→ Input data:
★ ★ ★ ★

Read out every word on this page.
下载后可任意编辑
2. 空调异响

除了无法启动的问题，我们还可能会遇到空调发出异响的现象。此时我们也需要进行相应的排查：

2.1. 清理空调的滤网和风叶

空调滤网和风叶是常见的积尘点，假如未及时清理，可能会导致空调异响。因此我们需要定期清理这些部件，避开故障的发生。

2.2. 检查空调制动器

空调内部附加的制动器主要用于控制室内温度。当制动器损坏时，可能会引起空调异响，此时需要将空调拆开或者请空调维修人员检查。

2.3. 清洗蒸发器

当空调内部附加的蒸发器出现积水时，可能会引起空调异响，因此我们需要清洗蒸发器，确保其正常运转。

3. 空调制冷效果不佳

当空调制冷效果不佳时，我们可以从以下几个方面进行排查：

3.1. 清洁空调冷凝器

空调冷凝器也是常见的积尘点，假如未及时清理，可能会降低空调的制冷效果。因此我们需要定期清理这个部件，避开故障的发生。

★ ★ ★ ★

Take the lines above and print them exactly.

→ Response to the exercise:
Read out every word on this page.
下载后可任意编辑
2. 空调异响

除了无法启动的问题，我们还可能会遇到空调发出异响的现象。此时我们也需要进行相应的排查：

2.1. 清理空调的滤网和风叶

空调滤网和风叶是常见的积尘点，假如未及时清理，可能会导致空调异响。因此我们需要定期清理这些部件，避开故障的发生。

2.2. 检查空调制动器

空调内部附加的制动器主要用于控制室内温度。当制动器损坏时，可能会引起空调异响，此时需要将空调拆开或者请空调维修人员检查。

2.3. 清洗蒸发器

当空调内部附加的蒸发器出现积水时，可能会引起空调异响，因此我们需要清洗蒸发器，确保其正常运转。

3. 空调制冷效果不佳

当空调制冷效果不佳时，我们可以从以下几个方面进行排查：

3.1. 清洁空调冷凝器

空调冷凝器也是常见的积尘点，假如未及时清理，可能会降低空调的制冷效果。因此我们需要定期清理这个部件，避开故障的发生。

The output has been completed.